Task inputs -
-=-=-=-=-
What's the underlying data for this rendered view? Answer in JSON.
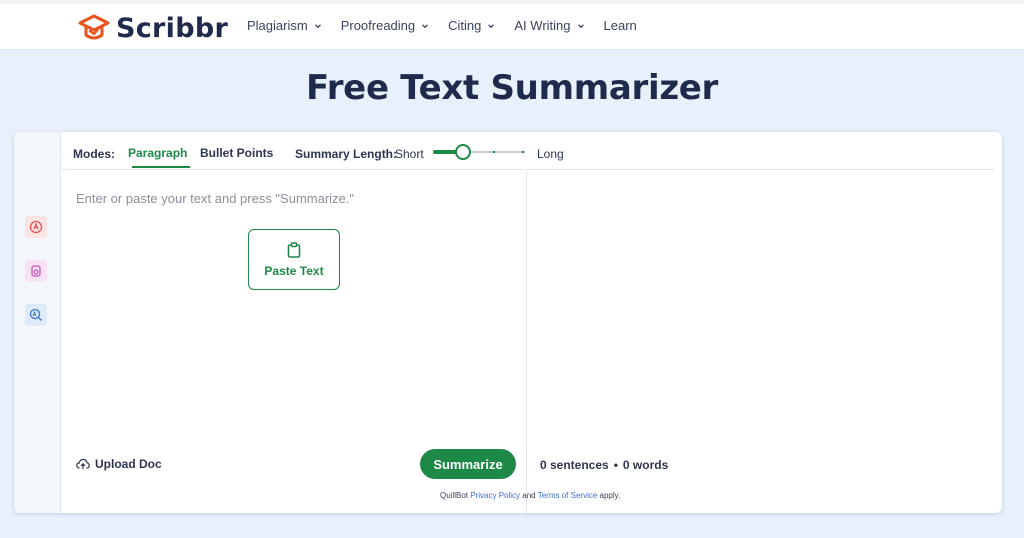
{
  "header": {
    "logo_text": "Scribbr",
    "brand_color": "#e8531f",
    "nav": [
      {
        "label": "Plagiarism",
        "has_dropdown": true
      },
      {
        "label": "Proofreading",
        "has_dropdown": true
      },
      {
        "label": "Citing",
        "has_dropdown": true
      },
      {
        "label": "AI Writing",
        "has_dropdown": true
      },
      {
        "label": "Learn",
        "has_dropdown": false
      }
    ]
  },
  "page": {
    "title": "Free Text Summarizer"
  },
  "sidebar": {
    "tools": [
      {
        "icon": "paraphrase-icon",
        "color": "#f4d8d8"
      },
      {
        "icon": "grammar-icon",
        "color": "#f3dcf2"
      },
      {
        "icon": "ai-detector-icon",
        "color": "#dbe9f9"
      }
    ]
  },
  "modes": {
    "label": "Modes:",
    "tabs": [
      {
        "label": "Paragraph",
        "active": true
      },
      {
        "label": "Bullet Points",
        "active": false
      }
    ],
    "summary_length": {
      "label": "Summary Length:",
      "min_label": "Short",
      "max_label": "Long",
      "value_fraction": 0.33
    }
  },
  "input": {
    "placeholder": "Enter or paste your text and press \"Summarize.\"",
    "paste_label": "Paste Text",
    "upload_label": "Upload Doc",
    "summarize_label": "Summarize"
  },
  "output": {
    "sentences": "0 sentences",
    "separator": "•",
    "words": "0 words"
  },
  "footer": {
    "prefix": "QuillBot",
    "privacy": "Privacy Policy",
    "and": "and",
    "terms": "Terms of Service",
    "suffix": "apply."
  },
  "colors": {
    "accent_green": "#1c8a46",
    "title_navy": "#1f2a4d",
    "page_background": "#e8f1fb"
  }
}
-=-=-=-=-
Goal of the exercise -
Take the listing above and restate it word for word, without its pictures.

Solved exercise -
What's the underlying data for this rendered view? Answer in JSON.
{
  "header": {
    "logo_text": "Scribbr",
    "brand_color": "#e8531f",
    "nav": [
      {
        "label": "Plagiarism",
        "has_dropdown": true
      },
      {
        "label": "Proofreading",
        "has_dropdown": true
      },
      {
        "label": "Citing",
        "has_dropdown": true
      },
      {
        "label": "AI Writing",
        "has_dropdown": true
      },
      {
        "label": "Learn",
        "has_dropdown": false
      }
    ]
  },
  "page": {
    "title": "Free Text Summarizer"
  },
  "sidebar": {
    "tools": [
      {
        "icon": "paraphrase-icon",
        "color": "#f4d8d8"
      },
      {
        "icon": "grammar-icon",
        "color": "#f3dcf2"
      },
      {
        "icon": "ai-detector-icon",
        "color": "#dbe9f9"
      }
    ]
  },
  "modes": {
    "label": "Modes:",
    "tabs": [
      {
        "label": "Paragraph",
        "active": true
      },
      {
        "label": "Bullet Points",
        "active": false
      }
    ],
    "summary_length": {
      "label": "Summary Length:",
      "min_label": "Short",
      "max_label": "Long",
      "value_fraction": 0.33
    }
  },
  "input": {
    "placeholder": "Enter or paste your text and press \"Summarize.\"",
    "paste_label": "Paste Text",
    "upload_label": "Upload Doc",
    "summarize_label": "Summarize"
  },
  "output": {
    "sentences": "0 sentences",
    "separator": "•",
    "words": "0 words"
  },
  "footer": {
    "prefix": "QuillBot",
    "privacy": "Privacy Policy",
    "and": "and",
    "terms": "Terms of Service",
    "suffix": "apply."
  },
  "colors": {
    "accent_green": "#1c8a46",
    "title_navy": "#1f2a4d",
    "page_background": "#e8f1fb"
  }
}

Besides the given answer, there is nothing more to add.